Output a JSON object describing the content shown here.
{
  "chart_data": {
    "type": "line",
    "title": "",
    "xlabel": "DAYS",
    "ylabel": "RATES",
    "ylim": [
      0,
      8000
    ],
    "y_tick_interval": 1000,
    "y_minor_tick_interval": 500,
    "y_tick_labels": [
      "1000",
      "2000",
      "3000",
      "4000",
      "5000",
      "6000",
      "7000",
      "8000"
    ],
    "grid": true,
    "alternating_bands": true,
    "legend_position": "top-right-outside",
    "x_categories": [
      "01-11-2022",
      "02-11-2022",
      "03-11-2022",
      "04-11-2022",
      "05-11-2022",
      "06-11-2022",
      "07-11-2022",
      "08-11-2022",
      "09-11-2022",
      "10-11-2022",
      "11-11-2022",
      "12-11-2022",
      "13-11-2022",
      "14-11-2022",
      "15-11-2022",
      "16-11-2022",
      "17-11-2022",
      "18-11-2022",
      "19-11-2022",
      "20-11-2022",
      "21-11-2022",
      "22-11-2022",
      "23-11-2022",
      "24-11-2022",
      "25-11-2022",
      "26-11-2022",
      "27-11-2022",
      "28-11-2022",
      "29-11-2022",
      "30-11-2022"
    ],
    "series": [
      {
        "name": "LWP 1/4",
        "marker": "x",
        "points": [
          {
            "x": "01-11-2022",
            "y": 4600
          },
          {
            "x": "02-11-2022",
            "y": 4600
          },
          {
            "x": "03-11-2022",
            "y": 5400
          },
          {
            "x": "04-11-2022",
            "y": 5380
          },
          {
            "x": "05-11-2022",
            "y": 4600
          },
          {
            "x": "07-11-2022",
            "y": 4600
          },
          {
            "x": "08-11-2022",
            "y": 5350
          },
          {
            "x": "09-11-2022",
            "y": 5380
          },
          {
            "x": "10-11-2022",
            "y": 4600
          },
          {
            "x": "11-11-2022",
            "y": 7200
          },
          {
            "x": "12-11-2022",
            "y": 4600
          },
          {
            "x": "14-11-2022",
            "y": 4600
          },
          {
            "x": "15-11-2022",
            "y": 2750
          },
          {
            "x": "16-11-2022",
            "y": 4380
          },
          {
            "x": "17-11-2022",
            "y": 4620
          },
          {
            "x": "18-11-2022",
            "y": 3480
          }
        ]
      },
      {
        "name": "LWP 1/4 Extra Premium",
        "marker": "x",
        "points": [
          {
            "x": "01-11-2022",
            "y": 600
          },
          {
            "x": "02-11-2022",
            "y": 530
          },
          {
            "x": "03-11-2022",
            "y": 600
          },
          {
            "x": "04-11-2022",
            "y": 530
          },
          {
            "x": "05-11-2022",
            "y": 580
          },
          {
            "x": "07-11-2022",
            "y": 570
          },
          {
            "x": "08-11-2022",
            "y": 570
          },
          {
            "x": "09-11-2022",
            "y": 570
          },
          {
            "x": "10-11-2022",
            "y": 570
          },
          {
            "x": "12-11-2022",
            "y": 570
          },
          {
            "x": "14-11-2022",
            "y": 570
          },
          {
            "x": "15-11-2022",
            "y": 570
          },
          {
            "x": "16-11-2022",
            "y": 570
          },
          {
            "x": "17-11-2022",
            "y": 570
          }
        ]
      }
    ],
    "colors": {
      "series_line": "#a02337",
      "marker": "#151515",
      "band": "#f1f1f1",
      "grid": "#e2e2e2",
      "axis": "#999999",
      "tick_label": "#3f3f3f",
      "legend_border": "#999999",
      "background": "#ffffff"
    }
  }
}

================

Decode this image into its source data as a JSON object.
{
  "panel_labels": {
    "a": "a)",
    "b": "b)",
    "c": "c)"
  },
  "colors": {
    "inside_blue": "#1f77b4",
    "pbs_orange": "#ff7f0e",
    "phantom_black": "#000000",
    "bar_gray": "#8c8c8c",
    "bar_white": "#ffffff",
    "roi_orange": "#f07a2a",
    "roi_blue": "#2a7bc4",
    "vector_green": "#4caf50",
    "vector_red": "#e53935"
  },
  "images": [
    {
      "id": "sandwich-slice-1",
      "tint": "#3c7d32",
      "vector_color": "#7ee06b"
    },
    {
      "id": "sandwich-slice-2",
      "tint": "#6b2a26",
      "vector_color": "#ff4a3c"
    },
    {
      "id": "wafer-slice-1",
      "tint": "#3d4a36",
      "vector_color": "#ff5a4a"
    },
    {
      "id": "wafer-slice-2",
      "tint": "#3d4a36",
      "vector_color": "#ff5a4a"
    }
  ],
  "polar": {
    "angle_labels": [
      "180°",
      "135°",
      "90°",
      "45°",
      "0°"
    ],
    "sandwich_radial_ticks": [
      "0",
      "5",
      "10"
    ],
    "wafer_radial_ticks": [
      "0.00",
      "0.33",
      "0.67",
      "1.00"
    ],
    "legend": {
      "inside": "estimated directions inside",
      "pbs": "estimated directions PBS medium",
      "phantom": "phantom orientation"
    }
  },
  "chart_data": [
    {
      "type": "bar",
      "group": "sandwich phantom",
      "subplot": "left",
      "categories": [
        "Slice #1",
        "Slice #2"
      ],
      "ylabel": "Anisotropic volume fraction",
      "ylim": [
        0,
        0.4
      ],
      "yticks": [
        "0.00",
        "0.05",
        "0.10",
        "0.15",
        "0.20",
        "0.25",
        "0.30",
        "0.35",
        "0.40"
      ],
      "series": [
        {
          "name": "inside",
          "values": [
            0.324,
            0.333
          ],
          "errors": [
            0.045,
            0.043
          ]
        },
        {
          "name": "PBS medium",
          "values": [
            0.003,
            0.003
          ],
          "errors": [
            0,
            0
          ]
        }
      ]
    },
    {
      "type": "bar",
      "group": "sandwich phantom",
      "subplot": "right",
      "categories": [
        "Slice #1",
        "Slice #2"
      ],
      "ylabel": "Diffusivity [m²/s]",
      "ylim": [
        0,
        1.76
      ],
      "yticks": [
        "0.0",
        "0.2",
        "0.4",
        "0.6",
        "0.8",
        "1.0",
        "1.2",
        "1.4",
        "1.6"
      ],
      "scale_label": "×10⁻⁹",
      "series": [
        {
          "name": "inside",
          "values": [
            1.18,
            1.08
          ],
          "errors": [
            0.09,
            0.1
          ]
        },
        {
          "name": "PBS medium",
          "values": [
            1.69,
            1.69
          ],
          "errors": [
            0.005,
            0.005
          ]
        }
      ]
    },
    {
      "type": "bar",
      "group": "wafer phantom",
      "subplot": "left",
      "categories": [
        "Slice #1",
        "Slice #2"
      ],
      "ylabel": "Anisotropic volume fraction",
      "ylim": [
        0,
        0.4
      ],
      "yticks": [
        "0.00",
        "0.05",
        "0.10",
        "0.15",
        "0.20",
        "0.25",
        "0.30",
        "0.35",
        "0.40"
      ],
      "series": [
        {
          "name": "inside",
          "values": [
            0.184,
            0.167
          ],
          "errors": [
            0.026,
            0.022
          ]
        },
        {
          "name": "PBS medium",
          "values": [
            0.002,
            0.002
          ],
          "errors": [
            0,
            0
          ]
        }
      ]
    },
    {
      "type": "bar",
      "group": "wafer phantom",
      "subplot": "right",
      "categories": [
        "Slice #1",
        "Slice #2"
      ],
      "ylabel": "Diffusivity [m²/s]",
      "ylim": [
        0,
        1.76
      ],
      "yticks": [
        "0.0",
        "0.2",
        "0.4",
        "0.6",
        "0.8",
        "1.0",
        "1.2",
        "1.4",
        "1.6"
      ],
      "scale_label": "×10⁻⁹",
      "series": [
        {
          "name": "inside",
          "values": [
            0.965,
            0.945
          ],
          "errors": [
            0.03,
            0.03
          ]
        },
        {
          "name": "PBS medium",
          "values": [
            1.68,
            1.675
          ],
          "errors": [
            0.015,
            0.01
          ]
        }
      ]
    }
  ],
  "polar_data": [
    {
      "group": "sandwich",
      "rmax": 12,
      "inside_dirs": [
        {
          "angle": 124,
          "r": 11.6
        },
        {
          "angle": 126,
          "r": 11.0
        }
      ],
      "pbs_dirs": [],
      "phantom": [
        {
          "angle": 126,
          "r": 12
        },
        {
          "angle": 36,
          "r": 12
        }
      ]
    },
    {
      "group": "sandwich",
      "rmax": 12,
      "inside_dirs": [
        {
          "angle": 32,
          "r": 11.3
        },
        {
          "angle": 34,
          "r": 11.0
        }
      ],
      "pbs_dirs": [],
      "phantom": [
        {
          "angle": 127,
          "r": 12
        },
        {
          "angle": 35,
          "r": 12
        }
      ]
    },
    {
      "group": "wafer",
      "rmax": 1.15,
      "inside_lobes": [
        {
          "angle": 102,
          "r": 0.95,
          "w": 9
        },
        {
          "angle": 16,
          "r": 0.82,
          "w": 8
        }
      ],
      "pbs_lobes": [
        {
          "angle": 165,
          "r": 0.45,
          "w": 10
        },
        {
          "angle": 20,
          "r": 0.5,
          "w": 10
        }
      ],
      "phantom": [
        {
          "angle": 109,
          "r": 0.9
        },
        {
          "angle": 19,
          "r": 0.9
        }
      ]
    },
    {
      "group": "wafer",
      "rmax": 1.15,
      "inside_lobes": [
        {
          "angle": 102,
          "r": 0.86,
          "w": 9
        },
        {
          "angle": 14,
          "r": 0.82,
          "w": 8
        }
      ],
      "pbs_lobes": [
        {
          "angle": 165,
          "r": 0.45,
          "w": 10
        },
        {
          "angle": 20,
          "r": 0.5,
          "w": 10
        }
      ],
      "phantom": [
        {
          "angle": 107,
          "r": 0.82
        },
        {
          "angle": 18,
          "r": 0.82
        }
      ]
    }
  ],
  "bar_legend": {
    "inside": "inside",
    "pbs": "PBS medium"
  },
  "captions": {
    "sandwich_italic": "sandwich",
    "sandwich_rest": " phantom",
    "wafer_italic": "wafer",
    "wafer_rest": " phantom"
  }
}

================

(Task description):
Return the lines of the records that include the string "estimated".

(Exercise result):
      "inside": "estimated directions inside",
      "pbs": "estimated directions PBS medium",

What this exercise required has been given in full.